Task goal | The data below should be printed in full, exactly, and without any of its images.

Material for this exercise |

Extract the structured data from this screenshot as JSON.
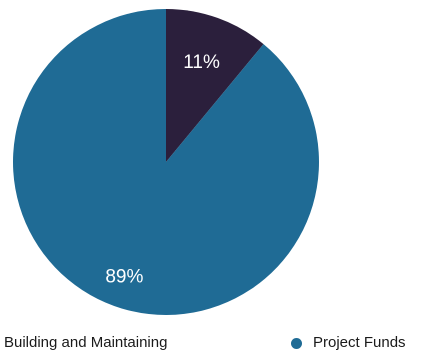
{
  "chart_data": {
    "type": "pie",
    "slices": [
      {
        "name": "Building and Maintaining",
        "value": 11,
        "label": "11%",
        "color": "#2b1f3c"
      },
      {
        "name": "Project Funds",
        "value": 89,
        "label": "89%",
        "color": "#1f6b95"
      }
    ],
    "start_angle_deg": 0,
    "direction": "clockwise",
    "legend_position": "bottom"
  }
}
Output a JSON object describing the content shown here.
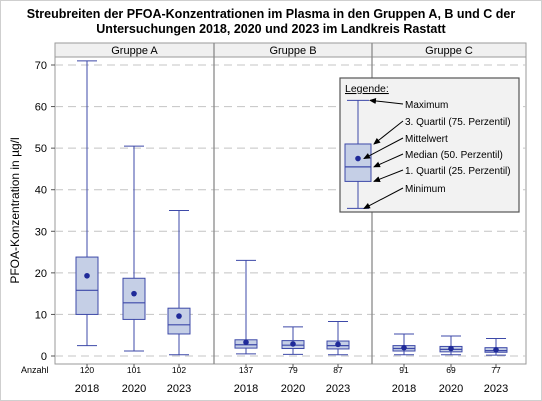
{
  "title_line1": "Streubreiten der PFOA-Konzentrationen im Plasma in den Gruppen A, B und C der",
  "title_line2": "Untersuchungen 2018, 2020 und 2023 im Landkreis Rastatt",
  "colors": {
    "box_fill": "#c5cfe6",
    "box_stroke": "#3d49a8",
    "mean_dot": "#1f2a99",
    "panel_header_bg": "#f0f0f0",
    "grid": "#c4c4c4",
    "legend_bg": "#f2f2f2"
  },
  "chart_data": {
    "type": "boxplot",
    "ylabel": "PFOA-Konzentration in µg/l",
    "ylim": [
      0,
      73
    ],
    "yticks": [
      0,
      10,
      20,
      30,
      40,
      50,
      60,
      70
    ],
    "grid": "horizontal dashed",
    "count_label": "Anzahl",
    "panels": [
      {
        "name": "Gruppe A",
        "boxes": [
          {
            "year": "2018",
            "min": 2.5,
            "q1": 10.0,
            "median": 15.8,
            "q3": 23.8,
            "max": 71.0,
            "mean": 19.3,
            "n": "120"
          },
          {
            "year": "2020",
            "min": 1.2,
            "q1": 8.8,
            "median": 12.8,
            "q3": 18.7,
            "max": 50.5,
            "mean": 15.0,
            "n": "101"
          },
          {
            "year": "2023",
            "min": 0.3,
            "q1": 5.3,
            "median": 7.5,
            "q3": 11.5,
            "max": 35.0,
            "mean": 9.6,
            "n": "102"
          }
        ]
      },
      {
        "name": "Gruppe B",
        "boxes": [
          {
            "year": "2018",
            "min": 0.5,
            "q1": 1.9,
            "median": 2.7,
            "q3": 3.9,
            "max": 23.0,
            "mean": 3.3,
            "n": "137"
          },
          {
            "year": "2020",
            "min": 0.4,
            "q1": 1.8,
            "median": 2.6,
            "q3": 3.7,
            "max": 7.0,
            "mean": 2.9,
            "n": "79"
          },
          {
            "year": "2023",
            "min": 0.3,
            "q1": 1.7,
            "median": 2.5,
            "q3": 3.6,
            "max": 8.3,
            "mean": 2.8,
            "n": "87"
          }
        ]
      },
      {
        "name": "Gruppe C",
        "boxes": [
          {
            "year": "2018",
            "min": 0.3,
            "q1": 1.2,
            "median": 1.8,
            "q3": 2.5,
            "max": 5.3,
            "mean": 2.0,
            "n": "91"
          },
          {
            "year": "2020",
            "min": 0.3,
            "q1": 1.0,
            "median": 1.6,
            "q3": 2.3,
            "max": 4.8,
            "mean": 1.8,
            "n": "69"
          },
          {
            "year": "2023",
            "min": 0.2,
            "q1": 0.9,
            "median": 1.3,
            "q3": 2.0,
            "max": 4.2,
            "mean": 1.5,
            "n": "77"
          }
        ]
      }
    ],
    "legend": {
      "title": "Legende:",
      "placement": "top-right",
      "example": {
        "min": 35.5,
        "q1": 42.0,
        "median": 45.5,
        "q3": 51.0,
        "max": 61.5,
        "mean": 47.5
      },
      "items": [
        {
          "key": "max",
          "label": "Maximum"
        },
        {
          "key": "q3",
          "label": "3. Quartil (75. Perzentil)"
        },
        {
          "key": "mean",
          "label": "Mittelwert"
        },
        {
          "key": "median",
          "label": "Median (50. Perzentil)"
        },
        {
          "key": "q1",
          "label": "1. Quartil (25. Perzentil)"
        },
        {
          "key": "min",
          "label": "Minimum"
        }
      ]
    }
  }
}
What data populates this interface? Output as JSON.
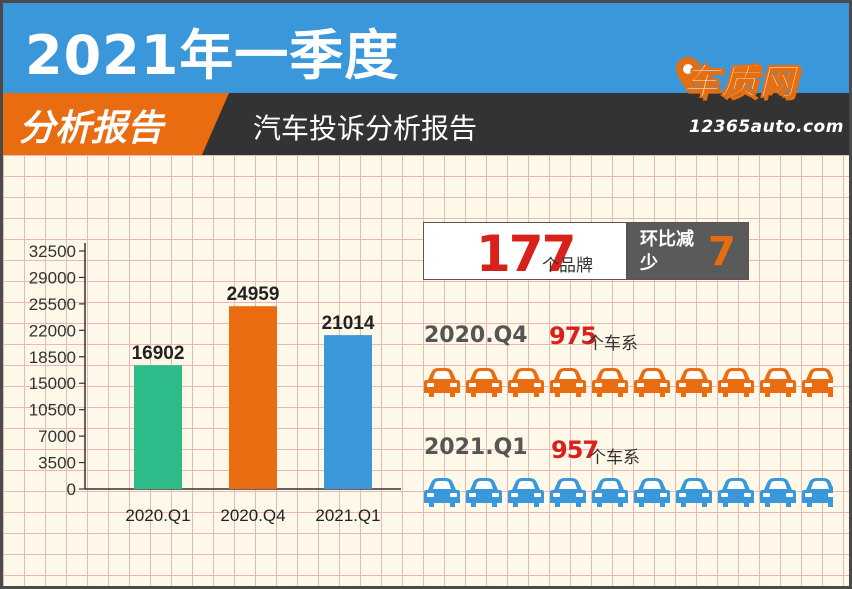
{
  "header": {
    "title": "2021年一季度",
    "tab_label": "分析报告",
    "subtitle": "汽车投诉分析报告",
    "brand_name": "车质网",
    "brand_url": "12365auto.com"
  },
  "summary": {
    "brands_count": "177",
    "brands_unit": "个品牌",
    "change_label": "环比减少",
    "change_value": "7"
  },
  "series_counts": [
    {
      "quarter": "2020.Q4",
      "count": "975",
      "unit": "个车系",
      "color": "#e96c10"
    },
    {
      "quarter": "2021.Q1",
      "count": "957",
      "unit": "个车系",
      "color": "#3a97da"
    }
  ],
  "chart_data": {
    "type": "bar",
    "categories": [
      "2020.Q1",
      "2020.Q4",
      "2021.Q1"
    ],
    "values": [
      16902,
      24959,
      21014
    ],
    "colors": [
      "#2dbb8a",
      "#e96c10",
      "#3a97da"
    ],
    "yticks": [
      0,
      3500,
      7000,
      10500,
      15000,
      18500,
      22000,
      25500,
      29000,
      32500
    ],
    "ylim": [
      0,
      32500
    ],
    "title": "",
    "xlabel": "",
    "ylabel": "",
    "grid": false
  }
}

Exercise answer |
Extract the structured data from this screenshot as JSON.
{
  "chart_data": {
    "type": "pie",
    "slices": [
      {
        "name": "Building and Maintaining",
        "value": 11,
        "label": "11%",
        "color": "#2b1f3c"
      },
      {
        "name": "Project Funds",
        "value": 89,
        "label": "89%",
        "color": "#1f6b95"
      }
    ],
    "start_angle_deg": 0,
    "direction": "clockwise",
    "legend_position": "bottom"
  }
}
Output a JSON object describing the content shown here.
{
  "title_line1": "Streubreiten der PFOA-Konzentrationen im Plasma in den Gruppen A, B und C der",
  "title_line2": "Untersuchungen 2018, 2020 und 2023 im Landkreis Rastatt",
  "colors": {
    "box_fill": "#c5cfe6",
    "box_stroke": "#3d49a8",
    "mean_dot": "#1f2a99",
    "panel_header_bg": "#f0f0f0",
    "grid": "#c4c4c4",
    "legend_bg": "#f2f2f2"
  },
  "chart_data": {
    "type": "boxplot",
    "ylabel": "PFOA-Konzentration in µg/l",
    "ylim": [
      0,
      73
    ],
    "yticks": [
      0,
      10,
      20,
      30,
      40,
      50,
      60,
      70
    ],
    "grid": "horizontal dashed",
    "count_label": "Anzahl",
    "panels": [
      {
        "name": "Gruppe A",
        "boxes": [
          {
            "year": "2018",
            "min": 2.5,
            "q1": 10.0,
            "median": 15.8,
            "q3": 23.8,
            "max": 71.0,
            "mean": 19.3,
            "n": "120"
          },
          {
            "year": "2020",
            "min": 1.2,
            "q1": 8.8,
            "median": 12.8,
            "q3": 18.7,
            "max": 50.5,
            "mean": 15.0,
            "n": "101"
          },
          {
            "year": "2023",
            "min": 0.3,
            "q1": 5.3,
            "median": 7.5,
            "q3": 11.5,
            "max": 35.0,
            "mean": 9.6,
            "n": "102"
          }
        ]
      },
      {
        "name": "Gruppe B",
        "boxes": [
          {
            "year": "2018",
            "min": 0.5,
            "q1": 1.9,
            "median": 2.7,
            "q3": 3.9,
            "max": 23.0,
            "mean": 3.3,
            "n": "137"
          },
          {
            "year": "2020",
            "min": 0.4,
            "q1": 1.8,
            "median": 2.6,
            "q3": 3.7,
            "max": 7.0,
            "mean": 2.9,
            "n": "79"
          },
          {
            "year": "2023",
            "min": 0.3,
            "q1": 1.7,
            "median": 2.5,
            "q3": 3.6,
            "max": 8.3,
            "mean": 2.8,
            "n": "87"
          }
        ]
      },
      {
        "name": "Gruppe C",
        "boxes": [
          {
            "year": "2018",
            "min": 0.3,
            "q1": 1.2,
            "median": 1.8,
            "q3": 2.5,
            "max": 5.3,
            "mean": 2.0,
            "n": "91"
          },
          {
            "year": "2020",
            "min": 0.3,
            "q1": 1.0,
            "median": 1.6,
            "q3": 2.3,
            "max": 4.8,
            "mean": 1.8,
            "n": "69"
          },
          {
            "year": "2023",
            "min": 0.2,
            "q1": 0.9,
            "median": 1.3,
            "q3": 2.0,
            "max": 4.2,
            "mean": 1.5,
            "n": "77"
          }
        ]
      }
    ],
    "legend": {
      "title": "Legende:",
      "placement": "top-right",
      "example": {
        "min": 35.5,
        "q1": 42.0,
        "median": 45.5,
        "q3": 51.0,
        "max": 61.5,
        "mean": 47.5
      },
      "items": [
        {
          "key": "max",
          "label": "Maximum"
        },
        {
          "key": "q3",
          "label": "3. Quartil (75. Perzentil)"
        },
        {
          "key": "mean",
          "label": "Mittelwert"
        },
        {
          "key": "median",
          "label": "Median (50. Perzentil)"
        },
        {
          "key": "q1",
          "label": "1. Quartil (25. Perzentil)"
        },
        {
          "key": "min",
          "label": "Minimum"
        }
      ]
    }
  }
}
What data populates this interface? Output as JSON.
{
  "header": {
    "title": "2021年一季度",
    "tab_label": "分析报告",
    "subtitle": "汽车投诉分析报告",
    "brand_name": "车质网",
    "brand_url": "12365auto.com"
  },
  "summary": {
    "brands_count": "177",
    "brands_unit": "个品牌",
    "change_label": "环比减少",
    "change_value": "7"
  },
  "series_counts": [
    {
      "quarter": "2020.Q4",
      "count": "975",
      "unit": "个车系",
      "color": "#e96c10"
    },
    {
      "quarter": "2021.Q1",
      "count": "957",
      "unit": "个车系",
      "color": "#3a97da"
    }
  ],
  "chart_data": {
    "type": "bar",
    "categories": [
      "2020.Q1",
      "2020.Q4",
      "2021.Q1"
    ],
    "values": [
      16902,
      24959,
      21014
    ],
    "colors": [
      "#2dbb8a",
      "#e96c10",
      "#3a97da"
    ],
    "yticks": [
      0,
      3500,
      7000,
      10500,
      15000,
      18500,
      22000,
      25500,
      29000,
      32500
    ],
    "ylim": [
      0,
      32500
    ],
    "title": "",
    "xlabel": "",
    "ylabel": "",
    "grid": false
  }
}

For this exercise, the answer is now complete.